Work to do — The entries below are to be repeated exactly as they stand.

[Excerpt from a dataset]
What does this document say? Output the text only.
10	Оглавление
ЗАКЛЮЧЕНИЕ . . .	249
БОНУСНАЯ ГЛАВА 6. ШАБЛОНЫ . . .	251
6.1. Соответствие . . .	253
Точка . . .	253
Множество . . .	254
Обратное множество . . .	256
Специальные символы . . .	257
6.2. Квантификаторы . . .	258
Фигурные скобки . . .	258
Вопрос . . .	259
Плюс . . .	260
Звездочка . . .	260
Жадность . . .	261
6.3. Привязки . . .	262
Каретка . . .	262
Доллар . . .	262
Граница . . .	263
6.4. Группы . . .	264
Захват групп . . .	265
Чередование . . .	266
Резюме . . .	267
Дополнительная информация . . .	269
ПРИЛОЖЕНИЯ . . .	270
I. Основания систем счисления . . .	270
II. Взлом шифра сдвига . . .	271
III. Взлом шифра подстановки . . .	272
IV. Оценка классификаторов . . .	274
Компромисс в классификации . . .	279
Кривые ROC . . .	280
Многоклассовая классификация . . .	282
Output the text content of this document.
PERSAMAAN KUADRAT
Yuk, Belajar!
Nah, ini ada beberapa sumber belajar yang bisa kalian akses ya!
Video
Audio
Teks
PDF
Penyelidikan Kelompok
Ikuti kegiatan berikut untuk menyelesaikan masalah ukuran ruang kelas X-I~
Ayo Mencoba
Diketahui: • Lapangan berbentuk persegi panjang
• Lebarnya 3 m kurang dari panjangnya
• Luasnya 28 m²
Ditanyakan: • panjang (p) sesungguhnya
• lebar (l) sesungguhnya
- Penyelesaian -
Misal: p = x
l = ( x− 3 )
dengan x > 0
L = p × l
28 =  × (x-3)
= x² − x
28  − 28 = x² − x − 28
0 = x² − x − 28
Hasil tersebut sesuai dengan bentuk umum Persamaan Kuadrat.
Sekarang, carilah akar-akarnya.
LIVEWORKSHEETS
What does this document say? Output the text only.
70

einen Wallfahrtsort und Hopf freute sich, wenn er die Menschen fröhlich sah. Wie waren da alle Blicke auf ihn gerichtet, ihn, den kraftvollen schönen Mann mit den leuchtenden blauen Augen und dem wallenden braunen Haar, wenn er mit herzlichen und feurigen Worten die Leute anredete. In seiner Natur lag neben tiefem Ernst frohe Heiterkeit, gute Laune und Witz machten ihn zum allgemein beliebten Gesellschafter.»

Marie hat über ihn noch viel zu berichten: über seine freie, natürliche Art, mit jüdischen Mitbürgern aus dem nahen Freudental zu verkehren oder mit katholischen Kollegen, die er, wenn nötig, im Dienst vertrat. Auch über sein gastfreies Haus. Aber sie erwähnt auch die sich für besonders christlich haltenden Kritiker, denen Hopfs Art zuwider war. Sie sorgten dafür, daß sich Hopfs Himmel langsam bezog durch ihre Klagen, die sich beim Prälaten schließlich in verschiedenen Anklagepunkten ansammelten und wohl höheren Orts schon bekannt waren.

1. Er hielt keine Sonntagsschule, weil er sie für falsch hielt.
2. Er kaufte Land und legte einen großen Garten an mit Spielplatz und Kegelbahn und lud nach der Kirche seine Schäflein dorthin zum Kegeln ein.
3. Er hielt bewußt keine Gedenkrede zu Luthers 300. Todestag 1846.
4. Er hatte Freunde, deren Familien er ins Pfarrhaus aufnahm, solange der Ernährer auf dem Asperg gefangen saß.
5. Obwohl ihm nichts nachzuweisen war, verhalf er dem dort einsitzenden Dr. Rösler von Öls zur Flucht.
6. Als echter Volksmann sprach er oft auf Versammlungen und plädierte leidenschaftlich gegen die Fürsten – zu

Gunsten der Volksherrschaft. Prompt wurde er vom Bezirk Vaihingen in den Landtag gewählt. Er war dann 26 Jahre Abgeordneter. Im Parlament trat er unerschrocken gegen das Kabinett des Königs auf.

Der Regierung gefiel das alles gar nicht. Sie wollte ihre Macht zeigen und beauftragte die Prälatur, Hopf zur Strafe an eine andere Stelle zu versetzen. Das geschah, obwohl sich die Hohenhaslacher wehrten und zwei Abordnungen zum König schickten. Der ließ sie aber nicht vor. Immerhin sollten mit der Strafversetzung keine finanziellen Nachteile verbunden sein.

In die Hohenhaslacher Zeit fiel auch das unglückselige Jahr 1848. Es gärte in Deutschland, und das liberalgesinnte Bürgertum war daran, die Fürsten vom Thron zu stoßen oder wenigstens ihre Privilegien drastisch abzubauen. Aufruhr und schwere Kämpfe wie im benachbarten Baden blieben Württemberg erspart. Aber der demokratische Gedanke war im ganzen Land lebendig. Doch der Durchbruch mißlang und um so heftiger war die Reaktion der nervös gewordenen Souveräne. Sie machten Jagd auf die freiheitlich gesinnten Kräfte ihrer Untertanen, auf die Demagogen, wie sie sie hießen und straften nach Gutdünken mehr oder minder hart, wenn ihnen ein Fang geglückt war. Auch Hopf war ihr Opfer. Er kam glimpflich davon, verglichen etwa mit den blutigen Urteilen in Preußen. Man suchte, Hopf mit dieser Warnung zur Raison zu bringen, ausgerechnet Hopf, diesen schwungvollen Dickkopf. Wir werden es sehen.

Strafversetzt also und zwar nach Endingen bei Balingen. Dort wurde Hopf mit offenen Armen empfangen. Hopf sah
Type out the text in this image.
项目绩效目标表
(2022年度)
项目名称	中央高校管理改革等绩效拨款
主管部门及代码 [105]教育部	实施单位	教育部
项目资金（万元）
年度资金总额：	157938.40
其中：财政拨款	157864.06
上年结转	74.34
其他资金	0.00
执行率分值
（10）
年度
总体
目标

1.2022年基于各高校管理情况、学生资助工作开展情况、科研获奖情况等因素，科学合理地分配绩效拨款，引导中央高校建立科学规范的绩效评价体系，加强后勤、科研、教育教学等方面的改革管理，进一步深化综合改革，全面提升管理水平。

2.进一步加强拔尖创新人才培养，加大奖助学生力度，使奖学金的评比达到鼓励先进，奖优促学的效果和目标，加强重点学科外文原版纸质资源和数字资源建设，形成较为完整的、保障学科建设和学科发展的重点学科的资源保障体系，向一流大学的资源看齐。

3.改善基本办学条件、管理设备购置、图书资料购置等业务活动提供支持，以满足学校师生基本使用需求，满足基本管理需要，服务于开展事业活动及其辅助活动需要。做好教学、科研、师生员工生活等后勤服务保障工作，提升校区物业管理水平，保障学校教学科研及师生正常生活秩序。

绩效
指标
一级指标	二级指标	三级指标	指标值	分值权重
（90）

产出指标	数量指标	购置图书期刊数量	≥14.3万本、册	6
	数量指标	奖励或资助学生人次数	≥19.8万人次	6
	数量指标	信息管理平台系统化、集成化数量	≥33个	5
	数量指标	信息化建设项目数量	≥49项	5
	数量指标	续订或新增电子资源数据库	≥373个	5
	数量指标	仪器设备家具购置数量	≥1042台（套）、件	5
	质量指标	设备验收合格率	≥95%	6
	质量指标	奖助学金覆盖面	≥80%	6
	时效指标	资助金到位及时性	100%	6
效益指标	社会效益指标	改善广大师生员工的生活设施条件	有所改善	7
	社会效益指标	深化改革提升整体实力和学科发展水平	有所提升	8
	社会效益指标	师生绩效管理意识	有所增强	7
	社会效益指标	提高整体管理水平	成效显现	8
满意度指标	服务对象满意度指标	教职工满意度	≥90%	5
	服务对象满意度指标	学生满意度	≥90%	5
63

Response to the task —
What does this document say? Output the text only.
10	Оглавление
ЗАКЛЮЧЕНИЕ . . .	249
БОНУСНАЯ ГЛАВА 6. ШАБЛОНЫ . . .	251
6.1. Соответствие . . .	253
Точка . . .	253
Множество . . .	254
Обратное множество . . .	256
Специальные символы . . .	257
6.2. Квантификаторы . . .	258
Фигурные скобки . . .	258
Вопрос . . .	259
Плюс . . .	260
Звездочка . . .	260
Жадность . . .	261
6.3. Привязки . . .	262
Каретка . . .	262
Доллар . . .	262
Граница . . .	263
6.4. Группы . . .	264
Захват групп . . .	265
Чередование . . .	266
Резюме . . .	267
Дополнительная информация . . .	269
ПРИЛОЖЕНИЯ . . .	270
I. Основания систем счисления . . .	270
II. Взлом шифра сдвига . . .	271
III. Взлом шифра подстановки . . .	272
IV. Оценка классификаторов . . .	274
Компромисс в классификации . . .	279
Кривые ROC . . .	280
Многоклассовая классификация . . .	282
Output the text content of this document.
PERSAMAAN KUADRAT
Yuk, Belajar!
Nah, ini ada beberapa sumber belajar yang bisa kalian akses ya!
Video
Audio
Teks
PDF
Penyelidikan Kelompok
Ikuti kegiatan berikut untuk menyelesaikan masalah ukuran ruang kelas X-I~
Ayo Mencoba
Diketahui: • Lapangan berbentuk persegi panjang
• Lebarnya 3 m kurang dari panjangnya
• Luasnya 28 m²
Ditanyakan: • panjang (p) sesungguhnya
• lebar (l) sesungguhnya
- Penyelesaian -
Misal: p = x
l = ( x− 3 )
dengan x > 0
L = p × l
28 =  × (x-3)
= x² − x
28  − 28 = x² − x − 28
0 = x² − x − 28
Hasil tersebut sesuai dengan bentuk umum Persamaan Kuadrat.
Sekarang, carilah akar-akarnya.
LIVEWORKSHEETS
What does this document say? Output the text only.
70

einen Wallfahrtsort und Hopf freute sich, wenn er die Menschen fröhlich sah. Wie waren da alle Blicke auf ihn gerichtet, ihn, den kraftvollen schönen Mann mit den leuchtenden blauen Augen und dem wallenden braunen Haar, wenn er mit herzlichen und feurigen Worten die Leute anredete. In seiner Natur lag neben tiefem Ernst frohe Heiterkeit, gute Laune und Witz machten ihn zum allgemein beliebten Gesellschafter.»

Marie hat über ihn noch viel zu berichten: über seine freie, natürliche Art, mit jüdischen Mitbürgern aus dem nahen Freudental zu verkehren oder mit katholischen Kollegen, die er, wenn nötig, im Dienst vertrat. Auch über sein gastfreies Haus. Aber sie erwähnt auch die sich für besonders christlich haltenden Kritiker, denen Hopfs Art zuwider war. Sie sorgten dafür, daß sich Hopfs Himmel langsam bezog durch ihre Klagen, die sich beim Prälaten schließlich in verschiedenen Anklagepunkten ansammelten und wohl höheren Orts schon bekannt waren.

1. Er hielt keine Sonntagsschule, weil er sie für falsch hielt.
2. Er kaufte Land und legte einen großen Garten an mit Spielplatz und Kegelbahn und lud nach der Kirche seine Schäflein dorthin zum Kegeln ein.
3. Er hielt bewußt keine Gedenkrede zu Luthers 300. Todestag 1846.
4. Er hatte Freunde, deren Familien er ins Pfarrhaus aufnahm, solange der Ernährer auf dem Asperg gefangen saß.
5. Obwohl ihm nichts nachzuweisen war, verhalf er dem dort einsitzenden Dr. Rösler von Öls zur Flucht.
6. Als echter Volksmann sprach er oft auf Versammlungen und plädierte leidenschaftlich gegen die Fürsten – zu

Gunsten der Volksherrschaft. Prompt wurde er vom Bezirk Vaihingen in den Landtag gewählt. Er war dann 26 Jahre Abgeordneter. Im Parlament trat er unerschrocken gegen das Kabinett des Königs auf.

Der Regierung gefiel das alles gar nicht. Sie wollte ihre Macht zeigen und beauftragte die Prälatur, Hopf zur Strafe an eine andere Stelle zu versetzen. Das geschah, obwohl sich die Hohenhaslacher wehrten und zwei Abordnungen zum König schickten. Der ließ sie aber nicht vor. Immerhin sollten mit der Strafversetzung keine finanziellen Nachteile verbunden sein.

In die Hohenhaslacher Zeit fiel auch das unglückselige Jahr 1848. Es gärte in Deutschland, und das liberalgesinnte Bürgertum war daran, die Fürsten vom Thron zu stoßen oder wenigstens ihre Privilegien drastisch abzubauen. Aufruhr und schwere Kämpfe wie im benachbarten Baden blieben Württemberg erspart. Aber der demokratische Gedanke war im ganzen Land lebendig. Doch der Durchbruch mißlang und um so heftiger war die Reaktion der nervös gewordenen Souveräne. Sie machten Jagd auf die freiheitlich gesinnten Kräfte ihrer Untertanen, auf die Demagogen, wie sie sie hießen und straften nach Gutdünken mehr oder minder hart, wenn ihnen ein Fang geglückt war. Auch Hopf war ihr Opfer. Er kam glimpflich davon, verglichen etwa mit den blutigen Urteilen in Preußen. Man suchte, Hopf mit dieser Warnung zur Raison zu bringen, ausgerechnet Hopf, diesen schwungvollen Dickkopf. Wir werden es sehen.

Strafversetzt also und zwar nach Endingen bei Balingen. Dort wurde Hopf mit offenen Armen empfangen. Hopf sah
Type out the text in this image.
项目绩效目标表
(2022年度)
项目名称	中央高校管理改革等绩效拨款
主管部门及代码 [105]教育部	实施单位	教育部
项目资金（万元）
年度资金总额：	157938.40
其中：财政拨款	157864.06
上年结转	74.34
其他资金	0.00
执行率分值
（10）
年度
总体
目标

1.2022年基于各高校管理情况、学生资助工作开展情况、科研获奖情况等因素，科学合理地分配绩效拨款，引导中央高校建立科学规范的绩效评价体系，加强后勤、科研、教育教学等方面的改革管理，进一步深化综合改革，全面提升管理水平。

2.进一步加强拔尖创新人才培养，加大奖助学生力度，使奖学金的评比达到鼓励先进，奖优促学的效果和目标，加强重点学科外文原版纸质资源和数字资源建设，形成较为完整的、保障学科建设和学科发展的重点学科的资源保障体系，向一流大学的资源看齐。

3.改善基本办学条件、管理设备购置、图书资料购置等业务活动提供支持，以满足学校师生基本使用需求，满足基本管理需要，服务于开展事业活动及其辅助活动需要。做好教学、科研、师生员工生活等后勤服务保障工作，提升校区物业管理水平，保障学校教学科研及师生正常生活秩序。

绩效
指标
一级指标	二级指标	三级指标	指标值	分值权重
（90）

产出指标	数量指标	购置图书期刊数量	≥14.3万本、册	6
	数量指标	奖励或资助学生人次数	≥19.8万人次	6
	数量指标	信息管理平台系统化、集成化数量	≥33个	5
	数量指标	信息化建设项目数量	≥49项	5
	数量指标	续订或新增电子资源数据库	≥373个	5
	数量指标	仪器设备家具购置数量	≥1042台（套）、件	5
	质量指标	设备验收合格率	≥95%	6
	质量指标	奖助学金覆盖面	≥80%	6
	时效指标	资助金到位及时性	100%	6
效益指标	社会效益指标	改善广大师生员工的生活设施条件	有所改善	7
	社会效益指标	深化改革提升整体实力和学科发展水平	有所提升	8
	社会效益指标	师生绩效管理意识	有所增强	7
	社会效益指标	提高整体管理水平	成效显现	8
满意度指标	服务对象满意度指标	教职工满意度	≥90%	5
	服务对象满意度指标	学生满意度	≥90%	5
63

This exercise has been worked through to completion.